* _Task goal_: Collect every line of the records below that contains the word "image".

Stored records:
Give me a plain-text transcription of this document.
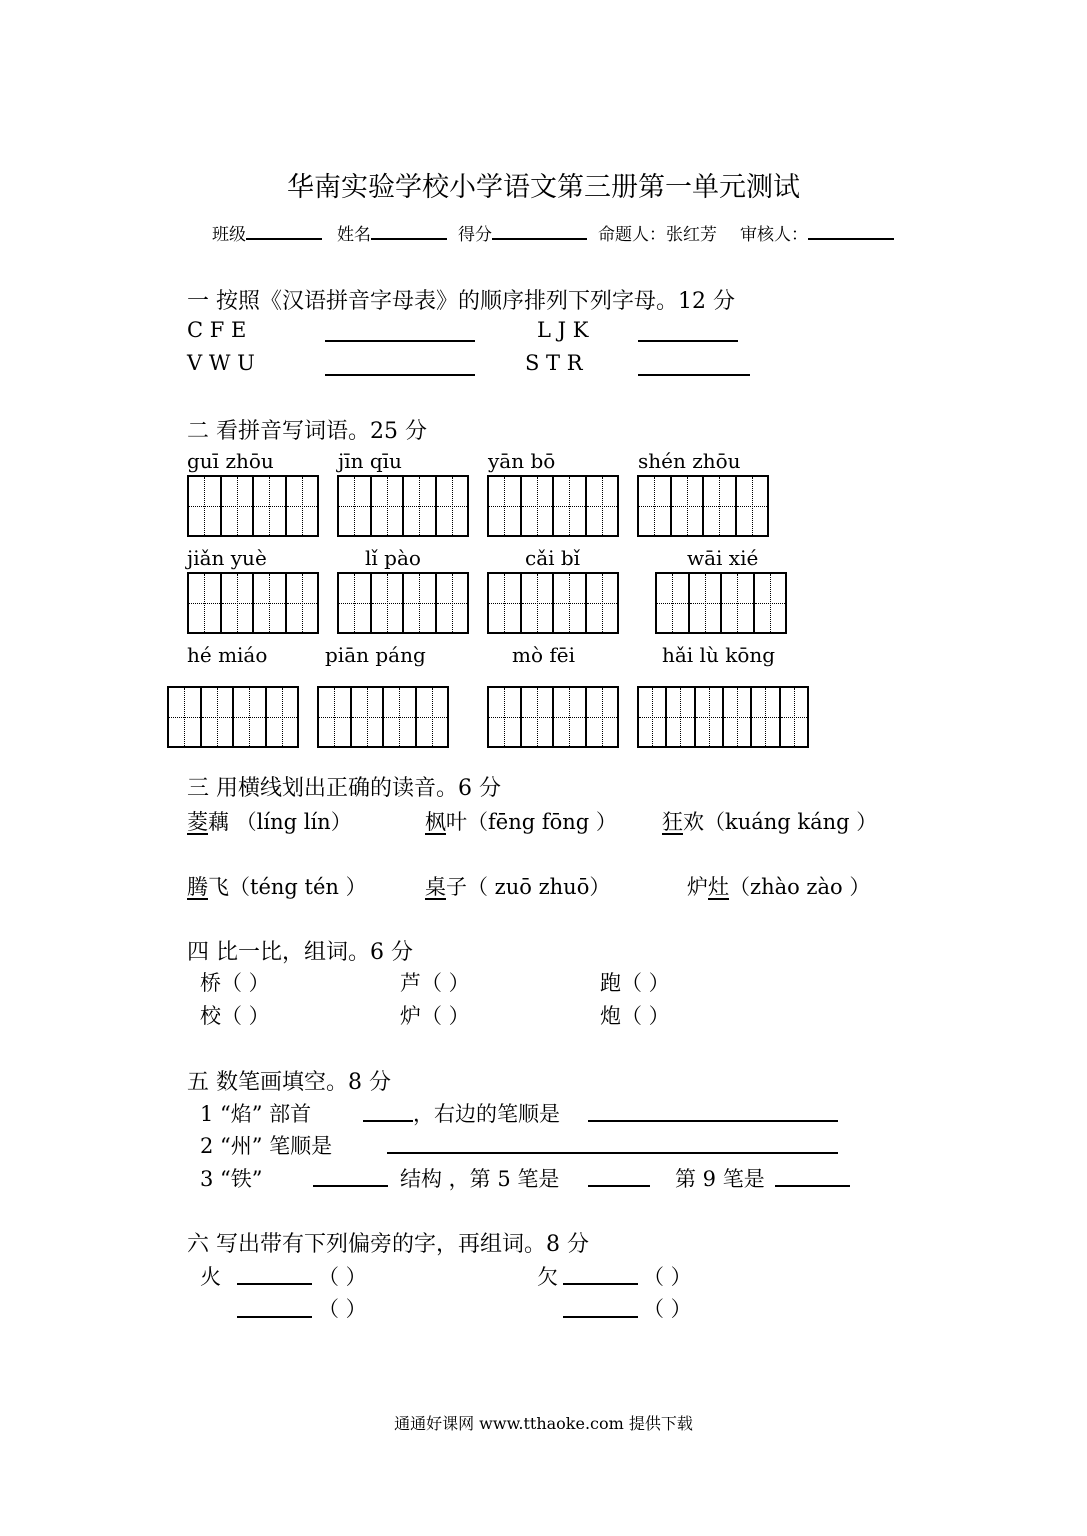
华南实验学校小学语文第三册第一单元测试
班级	姓名	得分	命题人：张红芳 审核人：
一 按照《汉语拼音字母表》的顺序排列下列字母。12 分
C F E	L J K
V W U	S T R
二 看拼音写词语。25 分
guī zhōu	jīn qīu	yān bō	shén zhōu
jiǎn yuè	lǐ pào	cǎi bǐ	wāi xié
hé miáo	piān páng	mò fēi	hǎi lù kōng
三 用横线划出正确的读音。6 分
菱藕 （líng lín）	枫叶（fēng fōng ） 狂欢（kuáng káng ）
腾飞（téng tén ）	桌子（ zuō zhuō）	炉灶（zhào zào ）
四 比一比，组词。6 分
桥（ ）	芦（ ）	跑（ ）
校（ ）	炉（ ）	炮（ ）
五 数笔画填空。8 分
1 “焰” 部首	，右边的笔顺是
2 “州” 笔顺是
3 “铁”	结构 ，第 5 笔是	第 9 笔是
六 写出带有下列偏旁的字，再组词。8 分
火	（ ）	欠	（ ）
（ ）	（ ）
通通好课网 www.tthaoke.com 提供下载
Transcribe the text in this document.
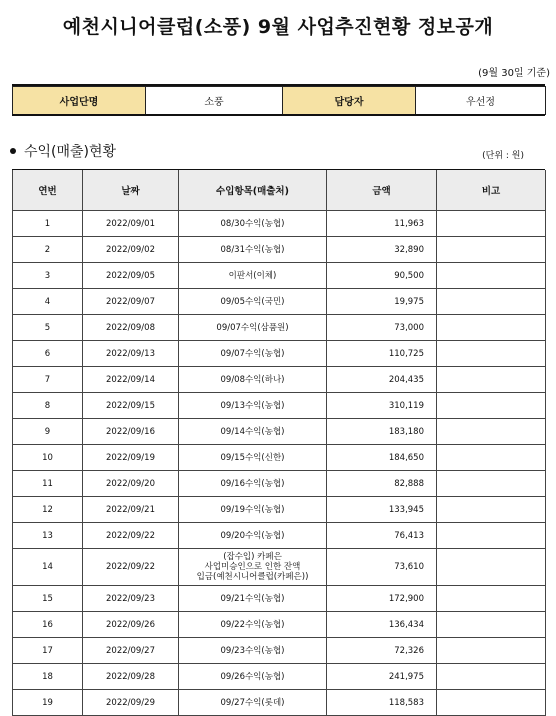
예천시니어클럽(소풍) 9월 사업추진현황 정보공개
(9월 30일 기준)
사업단명	소풍	담당자	우선정
수익(매출)현황	(단위 : 원)
연번	날짜	수입항목(매출처)	금액	비고
1	2022/09/01	08/30수익(농협)	11,963	
2	2022/09/02	08/31수익(농협)	32,890	
3	2022/09/05	이판서(이체)	90,500	
4	2022/09/07	09/05수익(국민)	19,975	
5	2022/09/08	09/07수익(삼품원)	73,000	
6	2022/09/13	09/07수익(농협)	110,725	
7	2022/09/14	09/08수익(하나)	204,435	
8	2022/09/15	09/13수익(농협)	310,119	
9	2022/09/16	09/14수익(농협)	183,180	
10	2022/09/19	09/15수익(신한)	184,650	
11	2022/09/20	09/16수익(농협)	82,888	
12	2022/09/21	09/19수익(농협)	133,945	
13	2022/09/22	09/20수익(농협)	76,413	
14	2022/09/22	(잡수입) 카페은
사업미승인으로 인한 잔액
입금(예천시니어클럽(카페은))	73,610	
15	2022/09/23	09/21수익(농협)	172,900	
16	2022/09/26	09/22수익(농협)	136,434	
17	2022/09/27	09/23수익(농협)	72,326	
18	2022/09/28	09/26수익(농협)	241,975	
19	2022/09/29	09/27수익(롯데)	118,583	
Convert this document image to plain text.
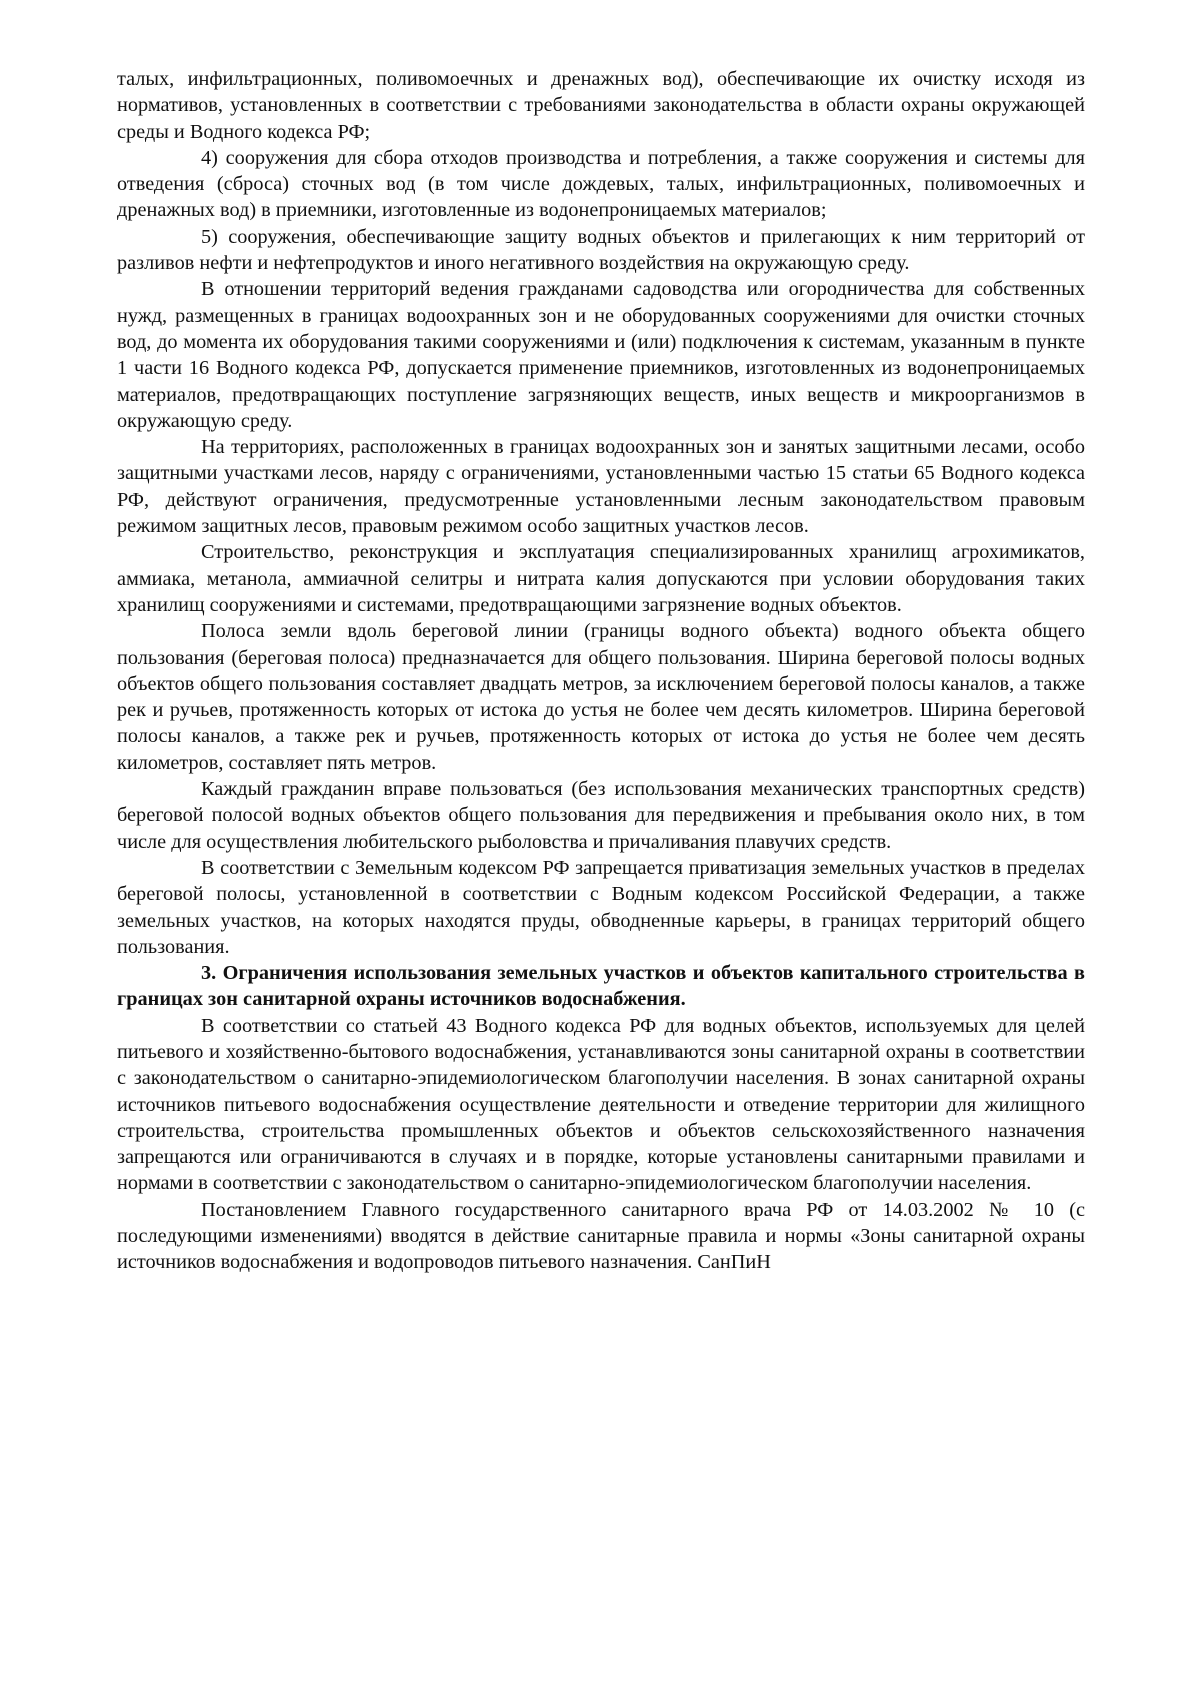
талых, инфильтрационных, поливомоечных и дренажных вод), обеспечивающие их очистку исходя из нормативов, установленных в соответствии с требованиями законодательства в области охраны окружающей среды и Водного кодекса РФ;

4) сооружения для сбора отходов производства и потребления, а также сооружения и системы для отведения (сброса) сточных вод (в том числе дождевых, талых, инфильтрационных, поливомоечных и дренажных вод) в приемники, изготовленные из водонепроницаемых материалов;

5) сооружения, обеспечивающие защиту водных объектов и прилегающих к ним территорий от разливов нефти и нефтепродуктов и иного негативного воздействия на окружающую среду.

В отношении территорий ведения гражданами садоводства или огородничества для собственных нужд, размещенных в границах водоохранных зон и не оборудованных сооружениями для очистки сточных вод, до момента их оборудования такими сооружениями и (или) подключения к системам, указанным в пункте 1 части 16 Водного кодекса РФ, допускается применение приемников, изготовленных из водонепроницаемых материалов, предотвращающих поступление загрязняющих веществ, иных веществ и микроорганизмов в окружающую среду.

На территориях, расположенных в границах водоохранных зон и занятых защитными лесами, особо защитными участками лесов, наряду с ограничениями, установленными частью 15 статьи 65 Водного кодекса РФ, действуют ограничения, предусмотренные установленными лесным законодательством правовым режимом защитных лесов, правовым режимом особо защитных участков лесов.

Строительство, реконструкция и эксплуатация специализированных хранилищ агрохимикатов, аммиака, метанола, аммиачной селитры и нитрата калия допускаются при условии оборудования таких хранилищ сооружениями и системами, предотвращающими загрязнение водных объектов.

Полоса земли вдоль береговой линии (границы водного объекта) водного объекта общего пользования (береговая полоса) предназначается для общего пользования. Ширина береговой полосы водных объектов общего пользования составляет двадцать метров, за исключением береговой полосы каналов, а также рек и ручьев, протяженность которых от истока до устья не более чем десять километров. Ширина береговой полосы каналов, а также рек и ручьев, протяженность которых от истока до устья не более чем десять километров, составляет пять метров.

Каждый гражданин вправе пользоваться (без использования механических транспортных средств) береговой полосой водных объектов общего пользования для передвижения и пребывания около них, в том числе для осуществления любительского рыболовства и причаливания плавучих средств.

В соответствии с Земельным кодексом РФ запрещается приватизация земельных участков в пределах береговой полосы, установленной в соответствии с Водным кодексом Российской Федерации, а также земельных участков, на которых находятся пруды, обводненные карьеры, в границах территорий общего пользования.

3. Ограничения использования земельных участков и объектов капитального строительства в границах зон санитарной охраны источников водоснабжения.

В соответствии со статьей 43 Водного кодекса РФ для водных объектов, используемых для целей питьевого и хозяйственно-бытового водоснабжения, устанавливаются зоны санитарной охраны в соответствии с законодательством о санитарно-эпидемиологическом благополучии населения. В зонах санитарной охраны источников питьевого водоснабжения осуществление деятельности и отведение территории для жилищного строительства, строительства промышленных объектов и объектов сельскохозяйственного назначения запрещаются или ограничиваются в случаях и в порядке, которые установлены санитарными правилами и нормами в соответствии с законодательством о санитарно-эпидемиологическом благополучии населения.

Постановлением Главного государственного санитарного врача РФ от 14.03.2002 № 10 (с последующими изменениями) вводятся в действие санитарные правила и нормы «Зоны санитарной охраны источников водоснабжения и водопроводов питьевого назначения. СанПиН
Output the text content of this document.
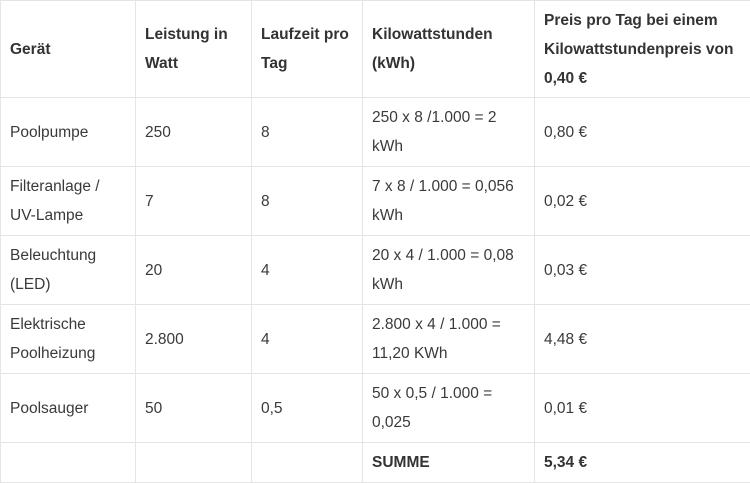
Gerät	Leistung in Watt	Laufzeit pro Tag	Kilowattstunden (kWh)	Preis pro Tag bei einem Kilowattstundenpreis von 0,40 €
Poolpumpe	250	8	250 x 8 /1.000 = 2 kWh	0,80 €
Filteranlage / UV-Lampe	7	8	7 x 8 / 1.000 = 0,056 kWh	0,02 €
Beleuchtung (LED)	20	4	20 x 4 / 1.000 = 0,08 kWh	0,03 €
Elektrische Poolheizung	2.800	4	2.800 x 4 / 1.000 = 11,20 KWh	4,48 €
Poolsauger	50	0,5	50 x 0,5 / 1.000 = 0,025	0,01 €
			SUMME	5,34 €
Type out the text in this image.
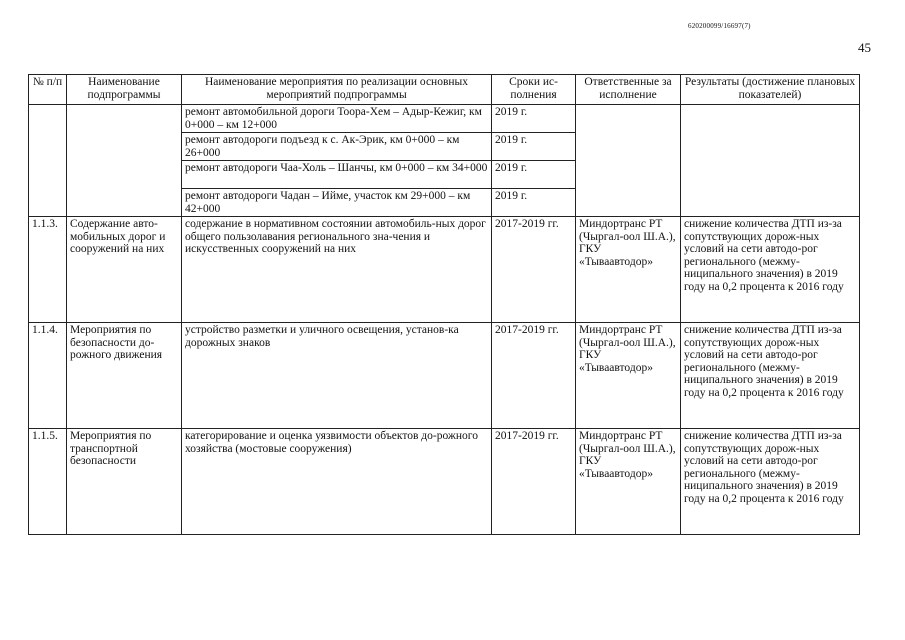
620200099/16697(7)
45
№ п/п	Наименование подпрограммы	Наименование мероприятия по реализации основных мероприятий подпрограммы	Сроки ис-полнения	Ответственные за исполнение	Результаты (достижение плановых показателей)
		ремонт автомобильной дороги Тоора-Хем – Адыр-Кежиг, км 0+000 – км 12+000	2019 г.		
		ремонт автодороги подъезд к с. Ак-Эрик, км 0+000 – км 26+000	2019 г.		
		ремонт автодороги Чаа-Холь – Шанчы, км 0+000 – км 34+000	2019 г.		
		ремонт автодороги Чадан – Ийме, участок км 29+000 – км 42+000	2019 г.		
1.1.3.	Содержание авто-мобильных дорог и сооружений на них	содержание в нормативном состоянии автомобиль-ных дорог общего пользолавания регионального зна-чения и искусственных сооружений на них	2017-2019 гг.	Миндортранс РТ (Чыргал-оол Ш.А.), ГКУ «Тываавтодор»	снижение количества ДТП из-за сопутствующих дорож-ных условий на сети автодо-рог регионального (межму-ниципального значения) в 2019 году на 0,2 процента к 2016 году
1.1.4.	Мероприятия по безопасности до-рожного движения	устройство разметки и уличного освещения, установ-ка дорожных знаков	2017-2019 гг.	Миндортранс РТ (Чыргал-оол Ш.А.), ГКУ «Тываавтодор»	снижение количества ДТП из-за сопутствующих дорож-ных условий на сети автодо-рог регионального (межму-ниципального значения) в 2019 году на 0,2 процента к 2016 году
1.1.5.	Мероприятия по транспортной безопасности	категорирование и оценка уязвимости объектов до-рожного хозяйства (мостовые сооружения)	2017-2019 гг.	Миндортранс РТ (Чыргал-оол Ш.А.), ГКУ «Тываавтодор»	снижение количества ДТП из-за сопутствующих дорож-ных условий на сети автодо-рог регионального (межму-ниципального значения) в 2019 году на 0,2 процента к 2016 году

* _Result for this exercise_:
Convert this document image to plain text.
Type out the text in this image.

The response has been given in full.